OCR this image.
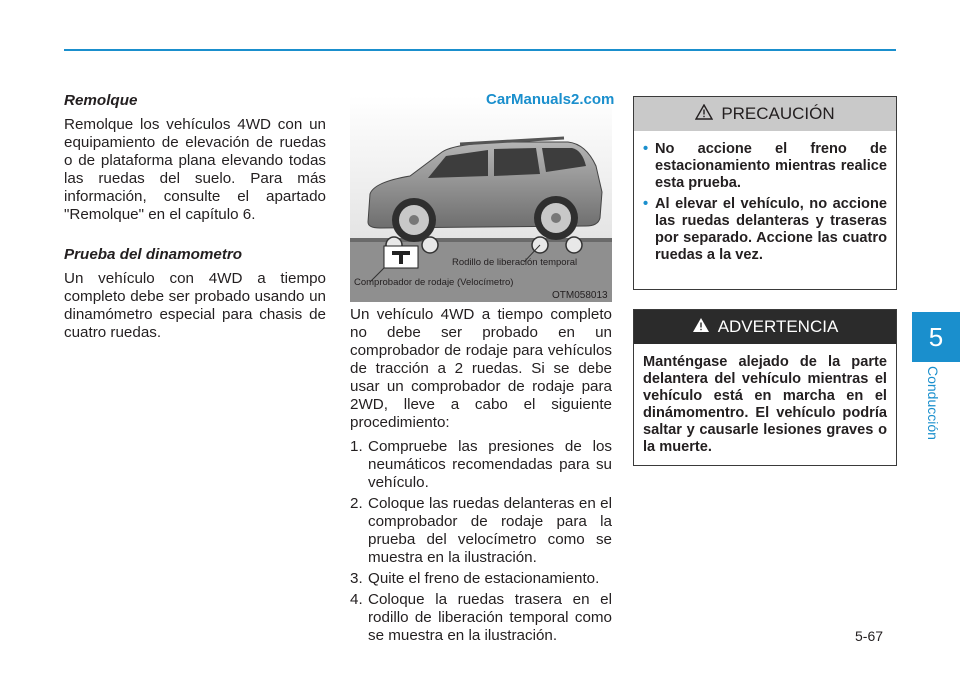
5
Conducción
Remolque

Remolque los vehículos 4WD con un equipamiento de elevación de ruedas o de plataforma plana elevando todas las ruedas del suelo. Para más información, consulte el apartado "Remolque" en el capítulo 6.

Prueba del dinamometro

Un vehículo con 4WD a tiempo completo debe ser probado usando un dinamómetro especial para chasis de cuatro ruedas.

Rodillo de liberación temporal
Comprobador de rodaje (Velocímetro)
OTM058013
CarManuals2.com

Un vehículo 4WD a tiempo completo no debe ser probado en un comprobador de rodaje para vehículos de tracción a 2 ruedas. Si se debe usar un comprobador de rodaje para 2WD, lleve a cabo el siguiente procedimiento:

1. Compruebe las presiones de los neumáticos recomendadas para su vehículo.
2. Coloque las ruedas delanteras en el comprobador de rodaje para la prueba del velocímetro como se muestra en la ilustración.
3. Quite el freno de estacionamiento.
4. Coloque la ruedas trasera en el rodillo de liberación temporal como se muestra en la ilustración.
PRECAUCIÓN
• No accione el freno de estacionamiento mientras realice esta prueba.
• Al elevar el vehículo, no accione las ruedas delanteras y traseras por separado. Accione las cuatro ruedas a la vez.
ADVERTENCIA

Manténgase alejado de la parte delantera del vehículo mientras el vehículo está en marcha en el dinámomentro. El vehículo podría saltar y causarle lesiones graves o la muerte.

5-67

○ ○ ○ ○ ○ ○ ○

Among the records above, find each line holding the string "ruedas" and pull it out.

TASK RESULT →
Remolque los vehículos 4WD con un equipamiento de elevación de ruedas o de plataforma plana elevando todas las ruedas del suelo. Para más información, consulte el apartado "Remolque" en el capítulo 6.
Un vehículo con 4WD a tiempo completo debe ser probado usando un dinamómetro especial para chasis de cuatro ruedas.
Un vehículo 4WD a tiempo completo no debe ser probado en un comprobador de rodaje para vehículos de tracción a 2 ruedas. Si se debe usar un comprobador de rodaje para 2WD, lleve a cabo el siguiente procedimiento:
2. Coloque las ruedas delanteras en el comprobador de rodaje para la prueba del velocímetro como se muestra en la ilustración.
4. Coloque la ruedas trasera en el rodillo de liberación temporal como se muestra en la ilustración.
• Al elevar el vehículo, no accione las ruedas delanteras y traseras por separado. Accione las cuatro ruedas a la vez.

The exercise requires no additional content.